## Task brief
Find the string "Manns" in the records. Copy every line it appears in.

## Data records
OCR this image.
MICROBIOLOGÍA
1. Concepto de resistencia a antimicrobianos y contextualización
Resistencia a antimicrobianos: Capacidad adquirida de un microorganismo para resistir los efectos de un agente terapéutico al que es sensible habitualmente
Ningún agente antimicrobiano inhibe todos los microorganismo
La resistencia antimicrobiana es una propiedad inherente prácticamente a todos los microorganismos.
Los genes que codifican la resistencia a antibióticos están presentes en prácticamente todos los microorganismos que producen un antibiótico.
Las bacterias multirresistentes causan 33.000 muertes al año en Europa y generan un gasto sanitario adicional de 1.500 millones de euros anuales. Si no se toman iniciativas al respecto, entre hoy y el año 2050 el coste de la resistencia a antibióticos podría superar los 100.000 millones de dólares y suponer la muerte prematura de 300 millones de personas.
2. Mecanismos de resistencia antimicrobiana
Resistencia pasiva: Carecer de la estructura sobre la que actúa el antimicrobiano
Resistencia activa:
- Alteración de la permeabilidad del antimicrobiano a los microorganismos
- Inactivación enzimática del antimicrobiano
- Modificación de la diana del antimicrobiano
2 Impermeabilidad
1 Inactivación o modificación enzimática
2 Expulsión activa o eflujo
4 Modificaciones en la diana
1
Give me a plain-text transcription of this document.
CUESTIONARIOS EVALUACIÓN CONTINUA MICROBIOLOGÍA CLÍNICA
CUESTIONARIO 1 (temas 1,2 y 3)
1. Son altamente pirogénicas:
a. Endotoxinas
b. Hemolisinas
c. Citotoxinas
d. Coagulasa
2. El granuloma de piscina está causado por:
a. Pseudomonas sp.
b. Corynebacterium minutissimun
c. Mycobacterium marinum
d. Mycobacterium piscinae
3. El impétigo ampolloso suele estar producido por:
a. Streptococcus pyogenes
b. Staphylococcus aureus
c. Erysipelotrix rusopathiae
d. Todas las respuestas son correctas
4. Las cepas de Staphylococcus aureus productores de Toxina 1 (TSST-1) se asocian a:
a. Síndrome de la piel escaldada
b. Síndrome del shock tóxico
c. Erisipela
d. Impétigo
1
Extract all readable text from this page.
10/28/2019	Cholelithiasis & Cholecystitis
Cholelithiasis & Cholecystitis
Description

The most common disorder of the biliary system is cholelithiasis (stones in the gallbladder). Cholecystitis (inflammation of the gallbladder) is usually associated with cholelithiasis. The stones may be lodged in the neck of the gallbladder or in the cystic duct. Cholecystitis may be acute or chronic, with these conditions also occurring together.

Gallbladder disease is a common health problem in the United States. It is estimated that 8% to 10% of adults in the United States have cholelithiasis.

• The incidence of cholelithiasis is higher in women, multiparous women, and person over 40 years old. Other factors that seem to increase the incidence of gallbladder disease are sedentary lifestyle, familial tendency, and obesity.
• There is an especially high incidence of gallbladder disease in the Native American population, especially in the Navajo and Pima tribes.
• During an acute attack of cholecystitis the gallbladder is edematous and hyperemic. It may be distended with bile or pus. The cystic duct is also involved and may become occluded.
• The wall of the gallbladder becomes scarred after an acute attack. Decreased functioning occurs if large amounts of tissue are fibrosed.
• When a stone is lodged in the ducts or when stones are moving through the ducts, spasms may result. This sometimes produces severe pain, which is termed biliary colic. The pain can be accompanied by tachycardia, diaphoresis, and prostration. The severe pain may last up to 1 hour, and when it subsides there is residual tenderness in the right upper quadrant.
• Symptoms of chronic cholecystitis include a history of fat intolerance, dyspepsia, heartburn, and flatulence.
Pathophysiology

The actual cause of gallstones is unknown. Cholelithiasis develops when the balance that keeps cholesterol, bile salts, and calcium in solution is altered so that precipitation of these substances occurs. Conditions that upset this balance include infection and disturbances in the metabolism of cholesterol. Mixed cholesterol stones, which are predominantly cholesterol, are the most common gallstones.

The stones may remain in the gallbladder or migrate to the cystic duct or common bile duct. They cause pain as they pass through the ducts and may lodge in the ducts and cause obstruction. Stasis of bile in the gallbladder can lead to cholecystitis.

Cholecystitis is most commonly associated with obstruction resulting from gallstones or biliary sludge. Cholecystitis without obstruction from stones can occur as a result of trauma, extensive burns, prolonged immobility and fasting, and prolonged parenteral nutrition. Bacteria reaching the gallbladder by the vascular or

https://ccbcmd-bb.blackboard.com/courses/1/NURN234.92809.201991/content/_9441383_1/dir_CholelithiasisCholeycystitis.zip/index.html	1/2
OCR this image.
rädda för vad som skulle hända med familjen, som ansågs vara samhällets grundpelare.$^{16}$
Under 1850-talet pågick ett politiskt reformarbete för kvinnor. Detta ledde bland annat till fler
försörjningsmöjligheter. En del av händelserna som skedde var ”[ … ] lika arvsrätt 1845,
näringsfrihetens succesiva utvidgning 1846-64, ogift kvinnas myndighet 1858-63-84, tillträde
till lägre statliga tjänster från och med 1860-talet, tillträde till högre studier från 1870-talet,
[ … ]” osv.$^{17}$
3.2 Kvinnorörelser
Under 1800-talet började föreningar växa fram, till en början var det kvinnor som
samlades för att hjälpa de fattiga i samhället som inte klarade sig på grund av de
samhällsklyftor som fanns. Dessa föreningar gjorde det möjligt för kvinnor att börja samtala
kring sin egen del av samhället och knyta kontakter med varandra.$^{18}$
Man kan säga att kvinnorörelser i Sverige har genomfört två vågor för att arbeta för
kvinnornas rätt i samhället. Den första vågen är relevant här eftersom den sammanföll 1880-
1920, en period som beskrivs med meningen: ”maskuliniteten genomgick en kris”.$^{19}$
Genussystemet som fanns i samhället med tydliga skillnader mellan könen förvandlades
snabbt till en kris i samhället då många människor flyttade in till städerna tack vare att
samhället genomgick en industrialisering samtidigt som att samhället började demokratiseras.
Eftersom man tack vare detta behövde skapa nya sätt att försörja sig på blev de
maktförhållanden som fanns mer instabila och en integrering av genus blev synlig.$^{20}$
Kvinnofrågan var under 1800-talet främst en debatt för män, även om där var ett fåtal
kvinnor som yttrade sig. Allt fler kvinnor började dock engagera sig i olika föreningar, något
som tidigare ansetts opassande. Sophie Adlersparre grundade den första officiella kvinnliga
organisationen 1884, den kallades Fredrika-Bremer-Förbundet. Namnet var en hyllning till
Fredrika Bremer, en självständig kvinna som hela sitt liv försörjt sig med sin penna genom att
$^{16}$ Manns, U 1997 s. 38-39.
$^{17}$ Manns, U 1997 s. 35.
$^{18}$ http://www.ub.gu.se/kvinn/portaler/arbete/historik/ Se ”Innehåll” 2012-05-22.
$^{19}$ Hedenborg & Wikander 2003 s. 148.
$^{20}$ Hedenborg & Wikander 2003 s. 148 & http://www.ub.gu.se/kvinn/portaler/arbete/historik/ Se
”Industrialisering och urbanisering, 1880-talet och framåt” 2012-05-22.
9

## Result for this exercise
$^{16}$ Manns, U 1997 s. 38-39.
$^{17}$ Manns, U 1997 s. 35.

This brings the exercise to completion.